** begin **
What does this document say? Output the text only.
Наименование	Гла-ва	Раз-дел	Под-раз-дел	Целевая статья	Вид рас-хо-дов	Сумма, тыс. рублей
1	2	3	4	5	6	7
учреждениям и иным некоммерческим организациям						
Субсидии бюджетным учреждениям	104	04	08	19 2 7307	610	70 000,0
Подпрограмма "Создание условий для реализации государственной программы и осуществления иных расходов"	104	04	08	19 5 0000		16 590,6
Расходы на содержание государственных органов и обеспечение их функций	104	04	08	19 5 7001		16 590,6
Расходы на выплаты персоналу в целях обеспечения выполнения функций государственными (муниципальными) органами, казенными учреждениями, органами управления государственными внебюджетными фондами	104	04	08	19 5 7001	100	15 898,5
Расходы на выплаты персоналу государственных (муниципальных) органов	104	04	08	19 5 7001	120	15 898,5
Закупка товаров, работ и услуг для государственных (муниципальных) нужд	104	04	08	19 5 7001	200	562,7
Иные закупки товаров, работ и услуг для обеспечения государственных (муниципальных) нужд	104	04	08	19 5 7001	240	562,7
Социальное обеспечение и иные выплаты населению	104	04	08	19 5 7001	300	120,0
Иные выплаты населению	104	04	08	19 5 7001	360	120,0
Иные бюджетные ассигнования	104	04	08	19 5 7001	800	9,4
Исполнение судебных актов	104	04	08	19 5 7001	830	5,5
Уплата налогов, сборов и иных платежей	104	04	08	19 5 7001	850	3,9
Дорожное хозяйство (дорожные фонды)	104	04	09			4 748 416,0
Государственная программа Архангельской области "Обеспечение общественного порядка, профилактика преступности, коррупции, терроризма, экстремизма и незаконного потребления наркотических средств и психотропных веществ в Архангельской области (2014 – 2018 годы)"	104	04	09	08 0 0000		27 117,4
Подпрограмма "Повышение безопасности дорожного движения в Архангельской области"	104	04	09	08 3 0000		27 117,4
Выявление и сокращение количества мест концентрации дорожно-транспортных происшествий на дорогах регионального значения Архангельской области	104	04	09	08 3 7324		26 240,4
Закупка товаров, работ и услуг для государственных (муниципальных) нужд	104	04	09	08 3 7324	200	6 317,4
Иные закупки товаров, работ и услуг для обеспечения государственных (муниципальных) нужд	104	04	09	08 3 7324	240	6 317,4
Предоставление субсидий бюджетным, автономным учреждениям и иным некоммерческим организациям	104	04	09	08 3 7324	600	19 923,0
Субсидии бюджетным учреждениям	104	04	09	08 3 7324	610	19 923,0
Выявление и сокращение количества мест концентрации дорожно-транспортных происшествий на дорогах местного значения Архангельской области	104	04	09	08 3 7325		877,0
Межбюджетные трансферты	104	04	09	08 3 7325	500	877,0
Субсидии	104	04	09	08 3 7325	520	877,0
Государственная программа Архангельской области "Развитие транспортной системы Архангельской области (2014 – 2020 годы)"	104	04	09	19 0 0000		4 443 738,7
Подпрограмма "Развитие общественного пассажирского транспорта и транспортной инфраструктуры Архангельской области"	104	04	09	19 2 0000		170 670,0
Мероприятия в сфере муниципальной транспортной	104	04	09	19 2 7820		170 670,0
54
** end **
## THE TASK
Write out every line of the preceding listing that contains "функций".

## RESPONSE TO THIS EXERCISE
Расходы на содержание государственных органов и обеспечение их функций	104	04	08	19 5 7001		16 590,6
Расходы на выплаты персоналу в целях обеспечения выполнения функций государственными (муниципальными) органами, казенными учреждениями, органами управления государственными внебюджетными фондами	104	04	08	19 5 7001	100	15 898,5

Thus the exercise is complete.